What the task asks>
Reproduce the listing exactly and skip over any pictures.

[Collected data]
┏━━
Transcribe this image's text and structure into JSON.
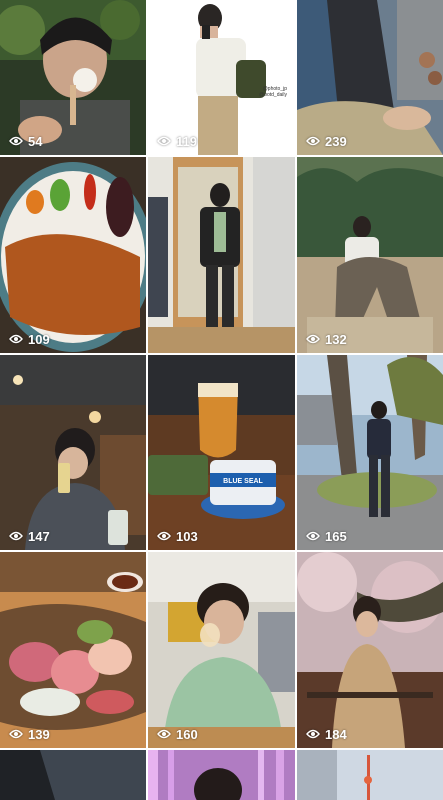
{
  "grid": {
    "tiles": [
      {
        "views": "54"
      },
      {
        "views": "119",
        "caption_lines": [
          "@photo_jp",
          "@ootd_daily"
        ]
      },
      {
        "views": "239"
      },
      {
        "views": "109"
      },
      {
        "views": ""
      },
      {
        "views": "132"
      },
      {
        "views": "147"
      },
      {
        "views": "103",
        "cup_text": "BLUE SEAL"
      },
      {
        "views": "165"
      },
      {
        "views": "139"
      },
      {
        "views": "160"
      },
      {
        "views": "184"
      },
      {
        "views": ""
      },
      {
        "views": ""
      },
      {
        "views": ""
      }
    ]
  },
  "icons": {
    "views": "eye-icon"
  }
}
┗━━
Task answer>
Transcribe this image's text and structure into JSON.
{
  "grid": {
    "tiles": [
      {
        "views": "54"
      },
      {
        "views": "119",
        "caption_lines": [
          "@photo_jp",
          "@ootd_daily"
        ]
      },
      {
        "views": "239"
      },
      {
        "views": "109"
      },
      {
        "views": ""
      },
      {
        "views": "132"
      },
      {
        "views": "147"
      },
      {
        "views": "103",
        "cup_text": "BLUE SEAL"
      },
      {
        "views": "165"
      },
      {
        "views": "139"
      },
      {
        "views": "160"
      },
      {
        "views": "184"
      },
      {
        "views": ""
      },
      {
        "views": ""
      },
      {
        "views": ""
      }
    ]
  },
  "icons": {
    "views": "eye-icon"
  }
}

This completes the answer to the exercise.